DATASET EXCERPTS:
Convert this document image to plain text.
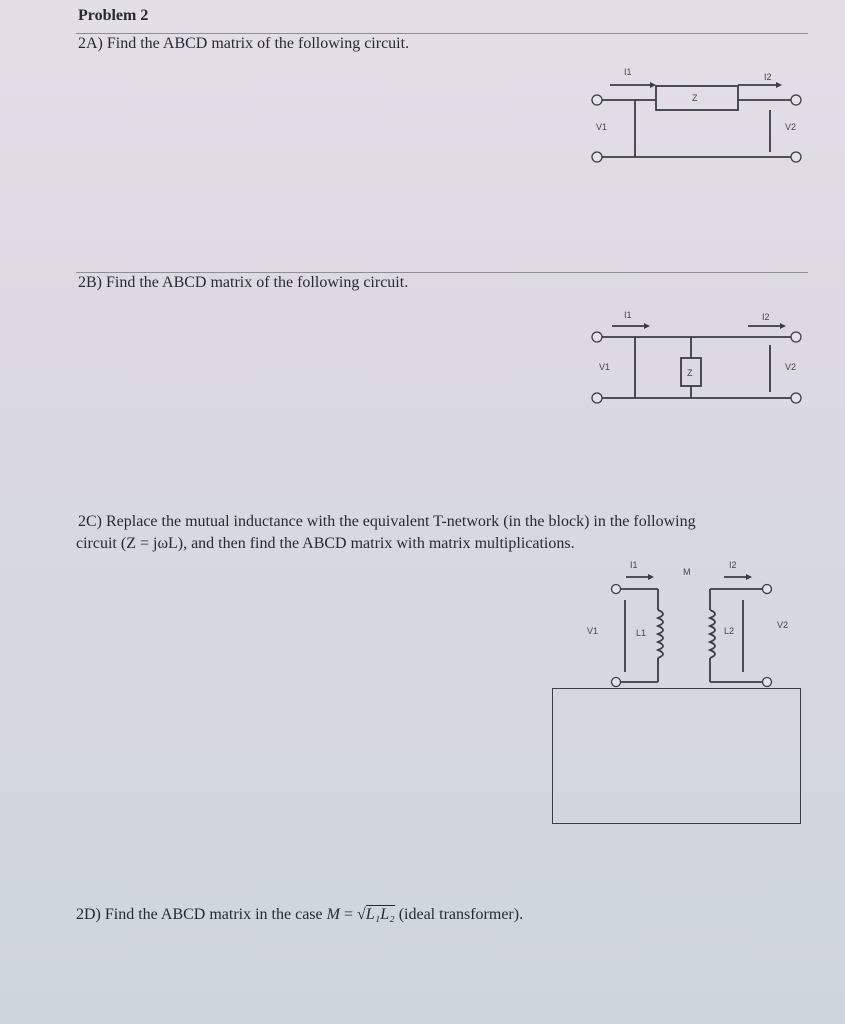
Problem 2
2A) Find the ABCD matrix of the following circuit.
I1	I2
Z
V1	V2
2B) Find the ABCD matrix of the following circuit.
I1	I2
Z
V1	V2
2C) Replace the mutual inductance with the equivalent T-network (in the block) in the following
circuit (Z = jωL), and then find the ABCD matrix with matrix multiplications.
I1	I2
M
V1
V2
L1	L2
2D) Find the ABCD matrix in the case M = √L₁L₂ (ideal transformer).
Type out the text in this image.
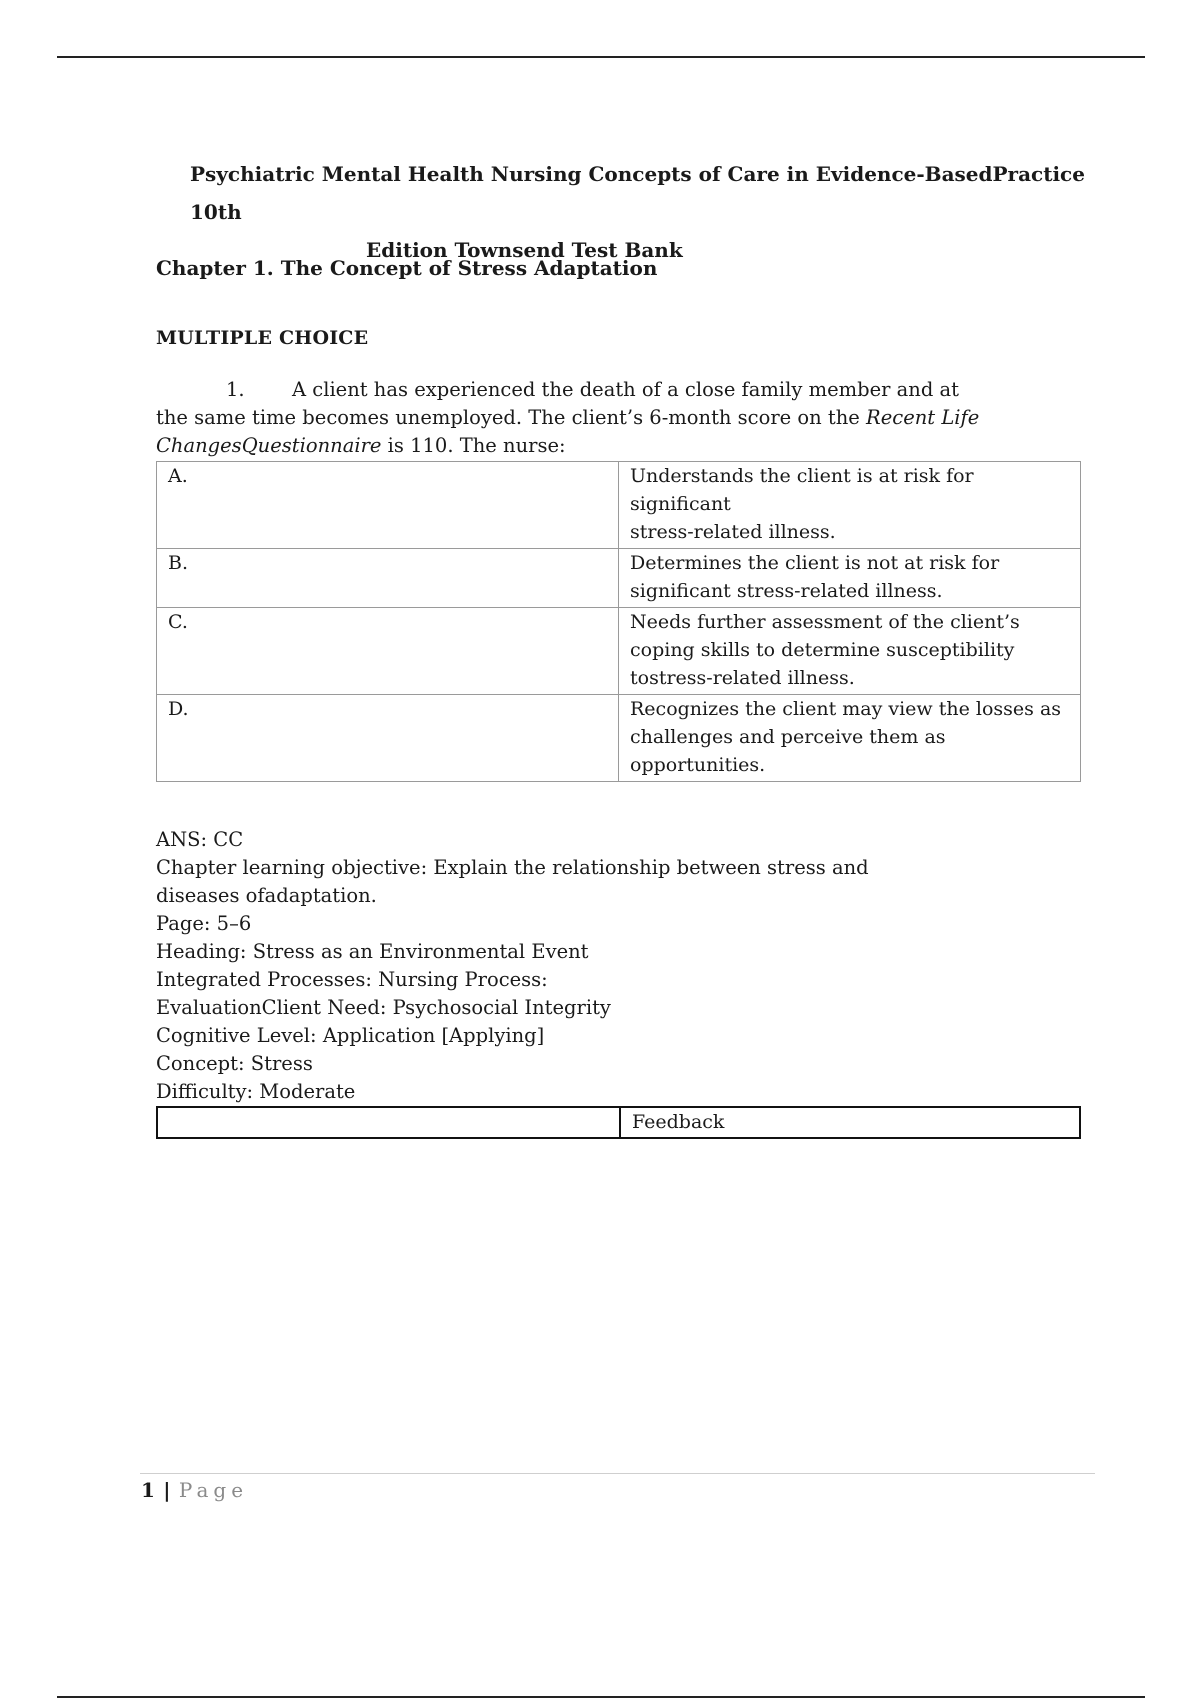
Psychiatric Mental Health Nursing Concepts of Care in Evidence-BasedPractice 10th
Edition Townsend Test Bank
Chapter 1. The Concept of Stress Adaptation
MULTIPLE CHOICE
1. A client has experienced the death of a close family member and at the same time becomes unemployed. The client’s 6-month score on the Recent Life ChangesQuestionnaire is 110. The nurse:
A.	Understands the client is at risk for
significant
stress-related illness.

B.	Determines the client is not at risk for
significant stress-related illness.

C.	Needs further assessment of the client’s
coping skills to determine susceptibility
tostress-related illness.

D.	Recognizes the client may view the losses as
challenges and perceive them as
opportunities.
ANS: CC
Chapter learning objective: Explain the relationship between stress and
diseases ofadaptation.
Page: 5–6
Heading: Stress as an Environmental Event
Integrated Processes: Nursing Process:
EvaluationClient Need: Psychosocial Integrity
Cognitive Level: Application [Applying]
Concept: Stress
Difficulty: Moderate
	Feedback
1 | Page
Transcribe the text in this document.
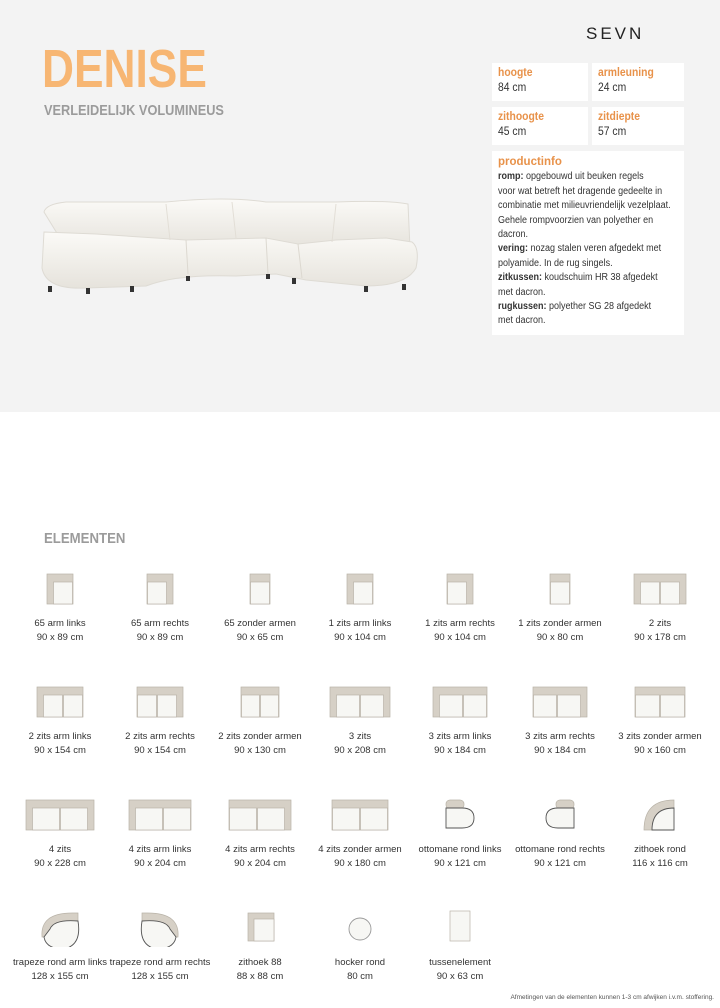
DENISE
VERLEIDELIJK VOLUMINEUS
SEVN
hoogte
84 cm
armleuning
24 cm
zithoogte
45 cm
zitdiepte
57 cm
productinfo
romp: opgebouwd uit beuken regels
voor wat betreft het dragende gedeelte in
combinatie met milieuvriendelijk vezelplaat.
Gehele rompvoorzien van polyether en
dacron.
vering: nozag stalen veren afgedekt met
polyamide. In de rug singels.
zitkussen: koudschuim HR 38 afgedekt
met dacron.
rugkussen: polyether SG 28 afgedekt
met dacron.
ELEMENTEN
65 arm links
90 x 89 cm
65 arm rechts
90 x 89 cm
65 zonder armen
90 x 65 cm
1 zits arm links
90 x 104 cm
1 zits arm rechts
90 x 104 cm
1 zits zonder armen
90 x 80 cm
2 zits
90 x 178 cm
2 zits arm links
90 x 154 cm
2 zits arm rechts
90 x 154 cm
2 zits zonder armen
90 x 130 cm
3 zits
90 x 208 cm
3 zits arm links
90 x 184 cm
3 zits arm rechts
90 x 184 cm
3 zits zonder armen
90 x 160 cm
4 zits
90 x 228 cm
4 zits arm links
90 x 204 cm
4 zits arm rechts
90 x 204 cm
4 zits zonder armen
90 x 180 cm
ottomane rond links
90 x 121 cm
ottomane rond rechts
90 x 121 cm
zithoek rond
116 x 116 cm
trapeze rond arm links
128 x 155 cm
trapeze rond arm rechts
128 x 155 cm
zithoek 88
88 x 88 cm
hocker rond
80 cm
tussenelement
90 x 63 cm
Afmetingen van de elementen kunnen 1-3 cm afwijken i.v.m. stoffering.
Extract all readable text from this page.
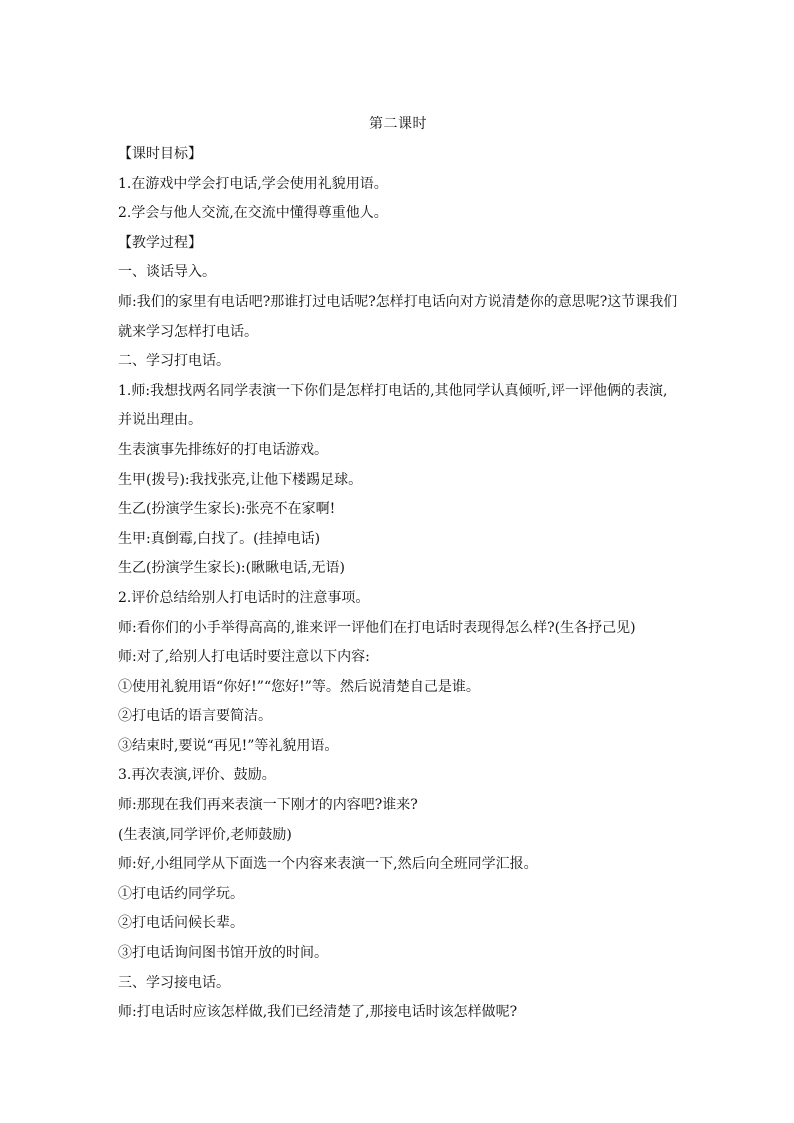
第二课时

【课时目标】

1.在游戏中学会打电话,学会使用礼貌用语。

2.学会与他人交流,在交流中懂得尊重他人。

【教学过程】

一、谈话导入。

师:我们的家里有电话吧?那谁打过电话呢?怎样打电话向对方说清楚你的意思呢?这节课我们

就来学习怎样打电话。

二、学习打电话。

1.师:我想找两名同学表演一下你们是怎样打电话的,其他同学认真倾听,评一评他俩的表演,

并说出理由。

生表演事先排练好的打电话游戏。

生甲(拨号):我找张亮,让他下楼踢足球。

生乙(扮演学生家长):张亮不在家啊!

生甲:真倒霉,白找了。(挂掉电话)

生乙(扮演学生家长):(瞅瞅电话,无语)

2.评价总结给别人打电话时的注意事项。

师:看你们的小手举得高高的,谁来评一评他们在打电话时表现得怎么样?(生各抒己见)

师:对了,给别人打电话时要注意以下内容:

①使用礼貌用语“你好!”“您好!”等。然后说清楚自己是谁。

②打电话的语言要简洁。

③结束时,要说“再见!”等礼貌用语。

3.再次表演,评价、鼓励。

师:那现在我们再来表演一下刚才的内容吧?谁来?

(生表演,同学评价,老师鼓励)

师:好,小组同学从下面选一个内容来表演一下,然后向全班同学汇报。

①打电话约同学玩。

②打电话问候长辈。

③打电话询问图书馆开放的时间。

三、学习接电话。

师:打电话时应该怎样做,我们已经清楚了,那接电话时该怎样做呢?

TASK DETAILS:
Exactly reproduce each record, leaving out any pictures.

RESULT:
Convert this document image to plain text.
Problem 2
2A) Find the ABCD matrix of the following circuit.
I1	I2
Z
V1	V2
2B) Find the ABCD matrix of the following circuit.
I1	I2
Z
V1	V2
2C) Replace the mutual inductance with the equivalent T-network (in the block) in the following
circuit (Z = jωL), and then find the ABCD matrix with matrix multiplications.
I1	I2
M
V1
V2
L1	L2
2D) Find the ABCD matrix in the case M = √L₁L₂ (ideal transformer).
Type out the text in this image.
Psychiatric Mental Health Nursing Concepts of Care in Evidence-BasedPractice 10th
Edition Townsend Test Bank
Chapter 1. The Concept of Stress Adaptation
MULTIPLE CHOICE
1. A client has experienced the death of a close family member and at the same time becomes unemployed. The client’s 6-month score on the Recent Life ChangesQuestionnaire is 110. The nurse:
A.	Understands the client is at risk for
significant
stress-related illness.

B.	Determines the client is not at risk for
significant stress-related illness.

C.	Needs further assessment of the client’s
coping skills to determine susceptibility
tostress-related illness.

D.	Recognizes the client may view the losses as
challenges and perceive them as
opportunities.
ANS: CC
Chapter learning objective: Explain the relationship between stress and
diseases ofadaptation.
Page: 5–6
Heading: Stress as an Environmental Event
Integrated Processes: Nursing Process:
EvaluationClient Need: Psychosocial Integrity
Cognitive Level: Application [Applying]
Concept: Stress
Difficulty: Moderate
	Feedback
1 | Page
Transcribe the text in this document.
DENISE
VERLEIDELIJK VOLUMINEUS
SEVN
hoogte
84 cm
armleuning
24 cm
zithoogte
45 cm
zitdiepte
57 cm
productinfo
romp: opgebouwd uit beuken regels
voor wat betreft het dragende gedeelte in
combinatie met milieuvriendelijk vezelplaat.
Gehele rompvoorzien van polyether en
dacron.
vering: nozag stalen veren afgedekt met
polyamide. In de rug singels.
zitkussen: koudschuim HR 38 afgedekt
met dacron.
rugkussen: polyether SG 28 afgedekt
met dacron.
ELEMENTEN
65 arm links
90 x 89 cm
65 arm rechts
90 x 89 cm
65 zonder armen
90 x 65 cm
1 zits arm links
90 x 104 cm
1 zits arm rechts
90 x 104 cm
1 zits zonder armen
90 x 80 cm
2 zits
90 x 178 cm
2 zits arm links
90 x 154 cm
2 zits arm rechts
90 x 154 cm
2 zits zonder armen
90 x 130 cm
3 zits
90 x 208 cm
3 zits arm links
90 x 184 cm
3 zits arm rechts
90 x 184 cm
3 zits zonder armen
90 x 160 cm
4 zits
90 x 228 cm
4 zits arm links
90 x 204 cm
4 zits arm rechts
90 x 204 cm
4 zits zonder armen
90 x 180 cm
ottomane rond links
90 x 121 cm
ottomane rond rechts
90 x 121 cm
zithoek rond
116 x 116 cm
trapeze rond arm links
128 x 155 cm
trapeze rond arm rechts
128 x 155 cm
zithoek 88
88 x 88 cm
hocker rond
80 cm
tussenelement
90 x 63 cm
Afmetingen van de elementen kunnen 1-3 cm afwijken i.v.m. stoffering.
Extract all readable text from this page.
第二课时

【课时目标】

1.在游戏中学会打电话,学会使用礼貌用语。

2.学会与他人交流,在交流中懂得尊重他人。

【教学过程】

一、谈话导入。

师:我们的家里有电话吧?那谁打过电话呢?怎样打电话向对方说清楚你的意思呢?这节课我们

就来学习怎样打电话。

二、学习打电话。

1.师:我想找两名同学表演一下你们是怎样打电话的,其他同学认真倾听,评一评他俩的表演,

并说出理由。

生表演事先排练好的打电话游戏。

生甲(拨号):我找张亮,让他下楼踢足球。

生乙(扮演学生家长):张亮不在家啊!

生甲:真倒霉,白找了。(挂掉电话)

生乙(扮演学生家长):(瞅瞅电话,无语)

2.评价总结给别人打电话时的注意事项。

师:看你们的小手举得高高的,谁来评一评他们在打电话时表现得怎么样?(生各抒己见)

师:对了,给别人打电话时要注意以下内容:

①使用礼貌用语“你好!”“您好!”等。然后说清楚自己是谁。

②打电话的语言要简洁。

③结束时,要说“再见!”等礼貌用语。

3.再次表演,评价、鼓励。

师:那现在我们再来表演一下刚才的内容吧?谁来?

(生表演,同学评价,老师鼓励)

师:好,小组同学从下面选一个内容来表演一下,然后向全班同学汇报。

①打电话约同学玩。

②打电话问候长辈。

③打电话询问图书馆开放的时间。

三、学习接电话。

师:打电话时应该怎样做,我们已经清楚了,那接电话时该怎样做呢?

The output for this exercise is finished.